Part of a data file

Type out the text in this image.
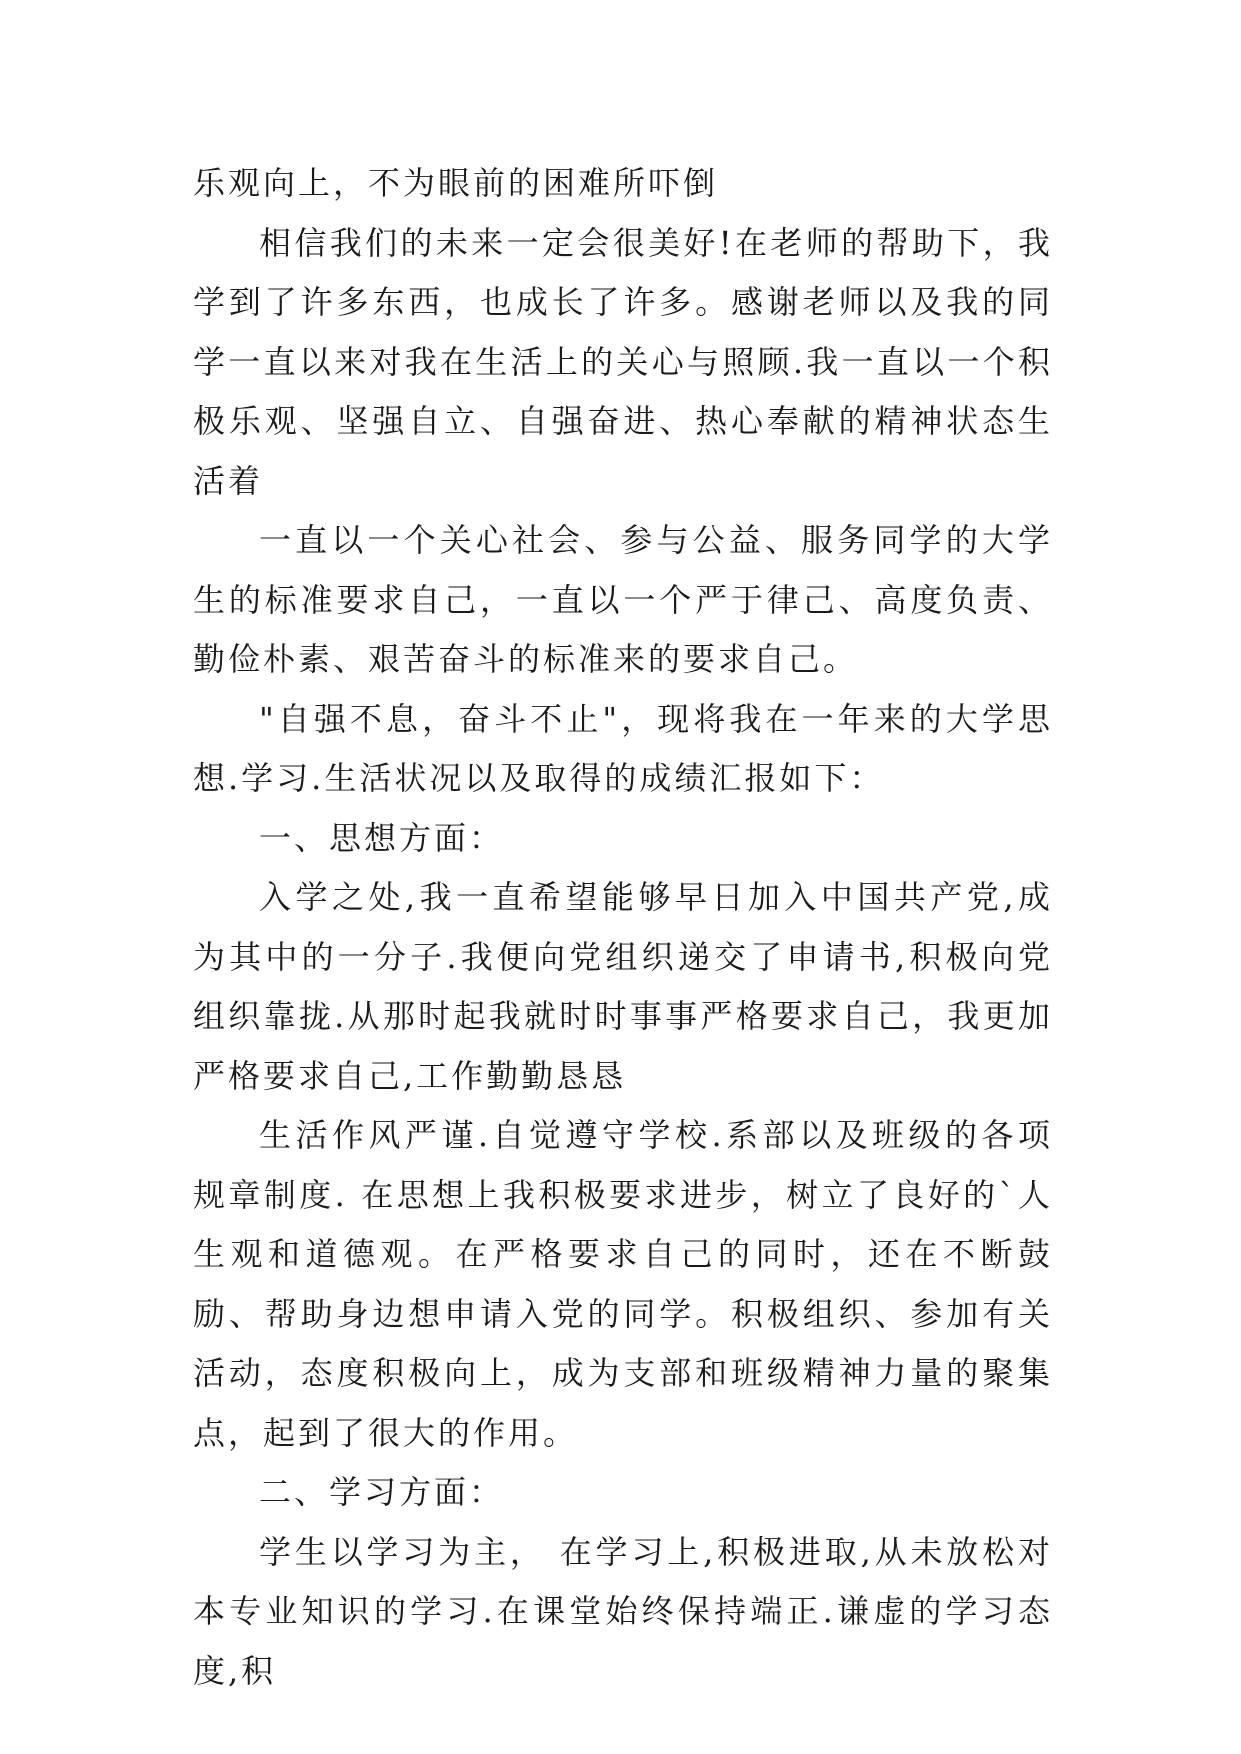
乐观向上，不为眼前的困难所吓倒

相信我们的未来一定会很美好!在老师的帮助下，我学到了许多东西，也成长了许多。感谢老师以及我的同学一直以来对我在生活上的关心与照顾.我一直以一个积极乐观、坚强自立、自强奋进、热心奉献的精神状态生活着

一直以一个关心社会、参与公益、服务同学的大学生的标准要求自己，一直以一个严于律己、高度负责、勤俭朴素、艰苦奋斗的标准来的要求自己。

"自强不息，奋斗不止"，现将我在一年来的大学思想.学习.生活状况以及取得的成绩汇报如下：

一、思想方面：

入学之处,我一直希望能够早日加入中国共产党,成为其中的一分子.我便向党组织递交了申请书,积极向党组织靠拢.从那时起我就时时事事严格要求自己，我更加严格要求自己,工作勤勤恳恳

生活作风严谨.自觉遵守学校.系部以及班级的各项规章制度. 在思想上我积极要求进步，树立了良好的`人生观和道德观。在严格要求自己的同时，还在不断鼓励、帮助身边想申请入党的同学。积极组织、参加有关活动，态度积极向上，成为支部和班级精神力量的聚集点，起到了很大的作用。

二、学习方面：

学生以学习为主， 在学习上,积极进取,从未放松对本专业知识的学习.在课堂始终保持端正.谦虚的学习态度,积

-- WHAT IS EXPECTED --
Transcribe each line above verbatim, with the pictures left out.

-- SOLUTION FOR THIS EXERCISE --
Type out the text in this image.
乐观向上，不为眼前的困难所吓倒

相信我们的未来一定会很美好!在老师的帮助下，我学到了许多东西，也成长了许多。感谢老师以及我的同学一直以来对我在生活上的关心与照顾.我一直以一个积极乐观、坚强自立、自强奋进、热心奉献的精神状态生活着

一直以一个关心社会、参与公益、服务同学的大学生的标准要求自己，一直以一个严于律己、高度负责、勤俭朴素、艰苦奋斗的标准来的要求自己。

"自强不息，奋斗不止"，现将我在一年来的大学思想.学习.生活状况以及取得的成绩汇报如下：

一、思想方面：

入学之处,我一直希望能够早日加入中国共产党,成为其中的一分子.我便向党组织递交了申请书,积极向党组织靠拢.从那时起我就时时事事严格要求自己，我更加严格要求自己,工作勤勤恳恳

生活作风严谨.自觉遵守学校.系部以及班级的各项规章制度. 在思想上我积极要求进步，树立了良好的`人生观和道德观。在严格要求自己的同时，还在不断鼓励、帮助身边想申请入党的同学。积极组织、参加有关活动，态度积极向上，成为支部和班级精神力量的聚集点，起到了很大的作用。

二、学习方面：

学生以学习为主， 在学习上,积极进取,从未放松对本专业知识的学习.在课堂始终保持端正.谦虚的学习态度,积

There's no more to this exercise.